STATED TASK:
Lines that hold the string "HILLSBOROUGH" are to be counted; give only their number.

DATA ROWS:
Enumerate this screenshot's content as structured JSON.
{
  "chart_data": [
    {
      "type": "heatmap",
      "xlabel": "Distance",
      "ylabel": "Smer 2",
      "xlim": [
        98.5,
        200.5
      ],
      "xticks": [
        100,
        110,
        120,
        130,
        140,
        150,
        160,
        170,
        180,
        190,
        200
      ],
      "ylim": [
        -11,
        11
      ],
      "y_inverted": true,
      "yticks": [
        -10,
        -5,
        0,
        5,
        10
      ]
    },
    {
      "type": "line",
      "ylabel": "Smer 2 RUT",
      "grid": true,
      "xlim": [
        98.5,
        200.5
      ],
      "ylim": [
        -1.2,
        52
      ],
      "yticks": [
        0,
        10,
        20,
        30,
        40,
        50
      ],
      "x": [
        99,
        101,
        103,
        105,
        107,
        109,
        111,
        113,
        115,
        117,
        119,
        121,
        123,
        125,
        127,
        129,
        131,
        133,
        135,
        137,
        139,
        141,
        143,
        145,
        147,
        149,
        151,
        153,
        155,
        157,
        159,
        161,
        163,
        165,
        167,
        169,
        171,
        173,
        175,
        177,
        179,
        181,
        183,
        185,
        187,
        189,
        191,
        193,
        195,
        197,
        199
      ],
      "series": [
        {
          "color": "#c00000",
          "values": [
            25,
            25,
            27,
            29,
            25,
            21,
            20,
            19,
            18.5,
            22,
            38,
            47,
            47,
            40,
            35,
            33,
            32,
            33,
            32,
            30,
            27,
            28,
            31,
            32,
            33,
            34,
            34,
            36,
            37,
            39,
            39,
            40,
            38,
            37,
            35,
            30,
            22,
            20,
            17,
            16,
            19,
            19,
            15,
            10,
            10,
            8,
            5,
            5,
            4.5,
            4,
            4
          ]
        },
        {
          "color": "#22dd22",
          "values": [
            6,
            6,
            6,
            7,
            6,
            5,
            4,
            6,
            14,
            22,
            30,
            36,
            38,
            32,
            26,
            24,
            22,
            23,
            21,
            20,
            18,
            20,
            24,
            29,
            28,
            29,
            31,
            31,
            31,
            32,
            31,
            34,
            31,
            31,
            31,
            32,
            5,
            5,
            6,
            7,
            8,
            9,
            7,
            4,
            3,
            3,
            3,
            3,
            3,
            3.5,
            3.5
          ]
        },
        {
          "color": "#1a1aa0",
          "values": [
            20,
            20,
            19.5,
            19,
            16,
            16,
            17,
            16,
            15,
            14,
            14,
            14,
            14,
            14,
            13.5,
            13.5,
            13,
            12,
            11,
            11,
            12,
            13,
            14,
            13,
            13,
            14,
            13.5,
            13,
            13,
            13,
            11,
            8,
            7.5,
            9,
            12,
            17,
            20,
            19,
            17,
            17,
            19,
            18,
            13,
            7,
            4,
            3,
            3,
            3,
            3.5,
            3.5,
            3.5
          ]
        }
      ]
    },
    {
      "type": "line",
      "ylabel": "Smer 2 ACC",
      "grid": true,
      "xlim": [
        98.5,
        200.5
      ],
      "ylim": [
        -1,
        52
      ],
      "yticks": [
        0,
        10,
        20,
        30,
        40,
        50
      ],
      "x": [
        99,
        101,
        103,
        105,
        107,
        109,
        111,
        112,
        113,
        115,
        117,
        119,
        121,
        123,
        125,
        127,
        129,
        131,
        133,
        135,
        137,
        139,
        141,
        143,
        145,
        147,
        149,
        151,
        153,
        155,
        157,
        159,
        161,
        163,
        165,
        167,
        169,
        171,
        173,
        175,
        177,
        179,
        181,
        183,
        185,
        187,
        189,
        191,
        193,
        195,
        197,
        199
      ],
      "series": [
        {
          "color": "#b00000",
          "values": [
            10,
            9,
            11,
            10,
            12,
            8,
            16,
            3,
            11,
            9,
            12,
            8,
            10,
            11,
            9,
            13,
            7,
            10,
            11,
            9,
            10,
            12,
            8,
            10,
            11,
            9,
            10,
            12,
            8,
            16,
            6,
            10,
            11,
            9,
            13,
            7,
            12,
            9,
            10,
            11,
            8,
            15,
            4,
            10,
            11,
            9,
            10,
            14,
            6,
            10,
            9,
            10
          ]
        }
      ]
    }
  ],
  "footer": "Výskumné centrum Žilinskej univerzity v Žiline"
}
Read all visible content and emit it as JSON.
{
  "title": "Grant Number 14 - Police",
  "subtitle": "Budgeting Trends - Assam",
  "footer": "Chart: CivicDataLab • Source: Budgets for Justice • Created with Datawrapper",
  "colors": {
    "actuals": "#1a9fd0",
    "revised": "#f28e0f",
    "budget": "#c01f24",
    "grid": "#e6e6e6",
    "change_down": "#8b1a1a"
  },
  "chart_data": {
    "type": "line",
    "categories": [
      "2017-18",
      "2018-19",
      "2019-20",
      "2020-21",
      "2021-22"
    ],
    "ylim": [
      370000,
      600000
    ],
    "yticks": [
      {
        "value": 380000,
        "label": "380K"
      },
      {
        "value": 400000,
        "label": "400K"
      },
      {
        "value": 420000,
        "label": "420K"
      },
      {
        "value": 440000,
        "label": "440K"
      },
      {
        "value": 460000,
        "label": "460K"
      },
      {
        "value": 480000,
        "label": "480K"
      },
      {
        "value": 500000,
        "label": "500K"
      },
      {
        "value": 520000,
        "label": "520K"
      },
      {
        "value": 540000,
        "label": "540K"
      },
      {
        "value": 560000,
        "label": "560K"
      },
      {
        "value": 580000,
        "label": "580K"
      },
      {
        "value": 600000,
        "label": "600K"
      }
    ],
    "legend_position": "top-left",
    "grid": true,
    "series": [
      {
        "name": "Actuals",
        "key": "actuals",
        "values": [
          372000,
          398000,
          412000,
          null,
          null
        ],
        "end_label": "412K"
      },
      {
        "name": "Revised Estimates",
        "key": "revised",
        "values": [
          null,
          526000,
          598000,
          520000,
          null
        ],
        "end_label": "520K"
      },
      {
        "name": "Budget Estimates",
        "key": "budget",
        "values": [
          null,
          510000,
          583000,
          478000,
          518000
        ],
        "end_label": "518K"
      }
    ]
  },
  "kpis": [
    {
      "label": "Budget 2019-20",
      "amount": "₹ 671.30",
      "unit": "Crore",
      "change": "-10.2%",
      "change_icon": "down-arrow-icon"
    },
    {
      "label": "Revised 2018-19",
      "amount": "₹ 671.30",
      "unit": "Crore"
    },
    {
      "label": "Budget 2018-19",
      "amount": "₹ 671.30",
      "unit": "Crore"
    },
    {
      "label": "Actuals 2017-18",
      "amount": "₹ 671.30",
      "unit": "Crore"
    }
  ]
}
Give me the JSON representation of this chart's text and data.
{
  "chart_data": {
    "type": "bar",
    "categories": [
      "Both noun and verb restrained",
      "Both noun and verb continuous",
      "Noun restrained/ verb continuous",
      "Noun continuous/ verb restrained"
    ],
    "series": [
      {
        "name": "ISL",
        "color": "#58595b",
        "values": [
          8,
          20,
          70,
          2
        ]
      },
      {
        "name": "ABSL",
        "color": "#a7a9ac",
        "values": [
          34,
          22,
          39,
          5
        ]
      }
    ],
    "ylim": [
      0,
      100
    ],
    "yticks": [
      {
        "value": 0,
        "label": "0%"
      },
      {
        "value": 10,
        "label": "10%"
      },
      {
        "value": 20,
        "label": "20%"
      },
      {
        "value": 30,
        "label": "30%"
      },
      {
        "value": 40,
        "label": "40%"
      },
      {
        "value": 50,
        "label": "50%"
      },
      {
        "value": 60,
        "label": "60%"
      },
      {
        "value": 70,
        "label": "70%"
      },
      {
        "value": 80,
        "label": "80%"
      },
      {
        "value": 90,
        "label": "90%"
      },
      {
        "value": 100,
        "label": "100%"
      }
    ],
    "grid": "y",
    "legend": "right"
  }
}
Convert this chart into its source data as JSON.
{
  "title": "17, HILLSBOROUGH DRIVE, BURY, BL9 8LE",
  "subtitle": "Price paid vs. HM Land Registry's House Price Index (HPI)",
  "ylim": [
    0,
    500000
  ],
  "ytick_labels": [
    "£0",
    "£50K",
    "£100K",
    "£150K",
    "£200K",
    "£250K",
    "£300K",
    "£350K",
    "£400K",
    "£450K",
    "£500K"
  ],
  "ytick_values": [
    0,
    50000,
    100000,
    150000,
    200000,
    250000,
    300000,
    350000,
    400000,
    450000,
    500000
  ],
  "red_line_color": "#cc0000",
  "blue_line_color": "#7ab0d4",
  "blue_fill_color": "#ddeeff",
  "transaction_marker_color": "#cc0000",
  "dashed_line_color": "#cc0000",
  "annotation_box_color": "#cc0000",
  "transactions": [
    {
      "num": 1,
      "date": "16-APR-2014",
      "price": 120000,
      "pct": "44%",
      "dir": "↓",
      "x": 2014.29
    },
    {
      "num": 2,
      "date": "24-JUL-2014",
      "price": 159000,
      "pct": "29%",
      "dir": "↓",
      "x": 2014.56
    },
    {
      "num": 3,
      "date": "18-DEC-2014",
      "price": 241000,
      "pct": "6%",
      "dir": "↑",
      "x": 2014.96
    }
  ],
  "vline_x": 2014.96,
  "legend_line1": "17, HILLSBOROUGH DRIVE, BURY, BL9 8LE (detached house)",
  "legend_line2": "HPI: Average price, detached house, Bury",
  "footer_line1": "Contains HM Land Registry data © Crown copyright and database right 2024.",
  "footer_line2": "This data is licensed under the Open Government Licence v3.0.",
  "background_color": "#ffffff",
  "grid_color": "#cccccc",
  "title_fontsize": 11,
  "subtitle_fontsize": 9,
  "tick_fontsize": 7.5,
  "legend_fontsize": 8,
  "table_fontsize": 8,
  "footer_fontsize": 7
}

COMPLETED EXERCISE:
2